-- Start ENTRIES SHOWN --

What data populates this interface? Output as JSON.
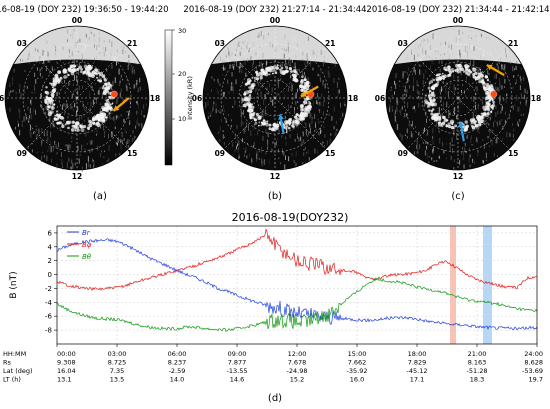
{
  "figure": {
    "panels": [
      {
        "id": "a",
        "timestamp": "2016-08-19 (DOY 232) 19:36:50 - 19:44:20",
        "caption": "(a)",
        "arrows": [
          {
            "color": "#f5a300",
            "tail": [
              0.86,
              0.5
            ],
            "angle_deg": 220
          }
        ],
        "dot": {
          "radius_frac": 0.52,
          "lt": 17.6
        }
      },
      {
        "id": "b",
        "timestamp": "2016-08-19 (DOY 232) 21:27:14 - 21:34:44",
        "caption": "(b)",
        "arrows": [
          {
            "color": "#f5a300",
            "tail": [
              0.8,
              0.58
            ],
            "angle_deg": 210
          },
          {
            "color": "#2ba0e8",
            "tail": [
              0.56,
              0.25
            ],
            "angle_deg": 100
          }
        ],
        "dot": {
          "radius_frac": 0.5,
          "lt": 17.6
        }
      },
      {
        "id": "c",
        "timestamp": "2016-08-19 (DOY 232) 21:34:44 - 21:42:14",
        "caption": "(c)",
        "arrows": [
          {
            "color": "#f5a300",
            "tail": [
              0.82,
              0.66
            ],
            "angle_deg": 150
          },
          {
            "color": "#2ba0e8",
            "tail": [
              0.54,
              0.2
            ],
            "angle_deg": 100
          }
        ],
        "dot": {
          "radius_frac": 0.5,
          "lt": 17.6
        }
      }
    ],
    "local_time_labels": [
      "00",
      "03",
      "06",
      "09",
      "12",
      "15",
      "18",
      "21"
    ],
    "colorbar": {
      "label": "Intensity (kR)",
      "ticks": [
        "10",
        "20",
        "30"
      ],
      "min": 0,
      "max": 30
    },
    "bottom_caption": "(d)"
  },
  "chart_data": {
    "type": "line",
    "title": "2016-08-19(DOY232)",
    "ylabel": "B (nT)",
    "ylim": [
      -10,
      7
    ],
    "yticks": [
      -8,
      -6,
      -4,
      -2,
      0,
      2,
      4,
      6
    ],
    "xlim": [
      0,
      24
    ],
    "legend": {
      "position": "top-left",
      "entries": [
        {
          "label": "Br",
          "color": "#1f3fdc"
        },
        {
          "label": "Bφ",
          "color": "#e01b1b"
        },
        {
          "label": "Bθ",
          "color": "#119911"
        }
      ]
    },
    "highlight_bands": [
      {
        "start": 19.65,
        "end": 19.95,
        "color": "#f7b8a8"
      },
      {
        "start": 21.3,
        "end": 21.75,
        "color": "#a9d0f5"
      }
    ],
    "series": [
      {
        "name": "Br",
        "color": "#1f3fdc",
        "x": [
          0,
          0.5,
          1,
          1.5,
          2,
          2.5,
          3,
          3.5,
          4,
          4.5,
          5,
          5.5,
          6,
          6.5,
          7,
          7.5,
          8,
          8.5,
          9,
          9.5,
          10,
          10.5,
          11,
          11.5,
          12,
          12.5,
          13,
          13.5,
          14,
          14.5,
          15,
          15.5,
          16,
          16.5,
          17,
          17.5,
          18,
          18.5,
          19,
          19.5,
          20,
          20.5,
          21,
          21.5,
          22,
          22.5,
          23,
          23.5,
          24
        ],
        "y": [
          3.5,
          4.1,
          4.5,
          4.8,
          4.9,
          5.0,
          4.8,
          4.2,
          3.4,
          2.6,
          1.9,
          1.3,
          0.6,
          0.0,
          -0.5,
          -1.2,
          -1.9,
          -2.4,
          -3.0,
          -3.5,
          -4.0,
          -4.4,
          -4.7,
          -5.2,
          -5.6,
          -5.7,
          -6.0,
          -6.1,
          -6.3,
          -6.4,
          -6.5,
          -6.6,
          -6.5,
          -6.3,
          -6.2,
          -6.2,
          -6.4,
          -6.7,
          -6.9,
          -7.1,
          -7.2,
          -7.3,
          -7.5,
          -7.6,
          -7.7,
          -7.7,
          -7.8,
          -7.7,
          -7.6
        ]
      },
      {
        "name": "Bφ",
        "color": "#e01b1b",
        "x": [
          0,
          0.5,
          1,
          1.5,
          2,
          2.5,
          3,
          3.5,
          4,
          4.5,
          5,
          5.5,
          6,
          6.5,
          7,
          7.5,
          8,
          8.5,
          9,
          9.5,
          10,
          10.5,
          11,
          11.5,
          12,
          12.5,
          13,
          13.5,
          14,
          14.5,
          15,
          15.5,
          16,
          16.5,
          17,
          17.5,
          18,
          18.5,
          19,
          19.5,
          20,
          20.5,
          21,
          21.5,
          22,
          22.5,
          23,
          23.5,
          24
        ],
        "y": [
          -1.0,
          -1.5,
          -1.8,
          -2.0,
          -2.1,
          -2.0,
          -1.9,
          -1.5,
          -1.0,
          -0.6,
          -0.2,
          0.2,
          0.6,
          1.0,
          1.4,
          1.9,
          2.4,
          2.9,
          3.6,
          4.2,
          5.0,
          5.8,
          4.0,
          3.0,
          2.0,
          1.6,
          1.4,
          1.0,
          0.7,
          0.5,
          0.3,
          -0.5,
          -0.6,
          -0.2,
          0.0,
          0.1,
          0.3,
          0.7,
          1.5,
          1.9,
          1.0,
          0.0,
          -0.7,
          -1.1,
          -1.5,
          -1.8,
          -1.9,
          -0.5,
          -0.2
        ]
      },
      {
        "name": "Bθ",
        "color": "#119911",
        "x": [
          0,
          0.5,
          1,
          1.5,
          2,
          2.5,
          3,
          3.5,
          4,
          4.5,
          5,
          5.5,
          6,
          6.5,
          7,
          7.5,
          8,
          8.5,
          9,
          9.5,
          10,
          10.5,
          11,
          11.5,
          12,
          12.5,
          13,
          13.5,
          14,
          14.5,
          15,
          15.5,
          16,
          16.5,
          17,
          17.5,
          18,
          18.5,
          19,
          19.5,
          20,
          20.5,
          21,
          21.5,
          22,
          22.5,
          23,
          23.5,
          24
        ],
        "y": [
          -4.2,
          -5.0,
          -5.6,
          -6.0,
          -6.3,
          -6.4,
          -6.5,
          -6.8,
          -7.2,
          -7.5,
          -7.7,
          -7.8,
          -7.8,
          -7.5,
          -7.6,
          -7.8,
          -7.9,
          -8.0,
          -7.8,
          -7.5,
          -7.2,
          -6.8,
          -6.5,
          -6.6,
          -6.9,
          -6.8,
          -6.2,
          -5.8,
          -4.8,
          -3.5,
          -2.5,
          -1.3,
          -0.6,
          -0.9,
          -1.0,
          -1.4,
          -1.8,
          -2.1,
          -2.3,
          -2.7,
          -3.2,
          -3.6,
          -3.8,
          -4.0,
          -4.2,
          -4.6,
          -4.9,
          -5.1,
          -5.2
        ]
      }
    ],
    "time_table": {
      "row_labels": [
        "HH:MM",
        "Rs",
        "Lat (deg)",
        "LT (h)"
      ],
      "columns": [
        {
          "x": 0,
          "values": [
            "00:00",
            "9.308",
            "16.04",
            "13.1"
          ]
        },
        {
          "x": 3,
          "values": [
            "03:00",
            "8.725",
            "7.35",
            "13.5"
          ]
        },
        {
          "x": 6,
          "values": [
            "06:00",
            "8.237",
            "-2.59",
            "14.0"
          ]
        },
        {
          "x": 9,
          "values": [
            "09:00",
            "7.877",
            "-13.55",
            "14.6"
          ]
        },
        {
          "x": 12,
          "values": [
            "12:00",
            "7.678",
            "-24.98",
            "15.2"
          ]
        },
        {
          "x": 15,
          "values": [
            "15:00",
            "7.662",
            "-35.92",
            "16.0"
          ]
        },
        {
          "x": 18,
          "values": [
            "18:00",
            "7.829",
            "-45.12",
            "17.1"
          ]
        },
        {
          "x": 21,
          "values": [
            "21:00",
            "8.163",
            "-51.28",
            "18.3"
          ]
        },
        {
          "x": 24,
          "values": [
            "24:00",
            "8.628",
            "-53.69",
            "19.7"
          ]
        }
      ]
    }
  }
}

-- End ENTRIES SHOWN --

AIM - Return every line in the listing that contains the word "timestamp".

ANSWER TO THE PROBLEM -
        "timestamp": "2016-08-19 (DOY 232) 19:36:50 - 19:44:20",
        "timestamp": "2016-08-19 (DOY 232) 21:27:14 - 21:34:44",
        "timestamp": "2016-08-19 (DOY 232) 21:34:44 - 21:42:14",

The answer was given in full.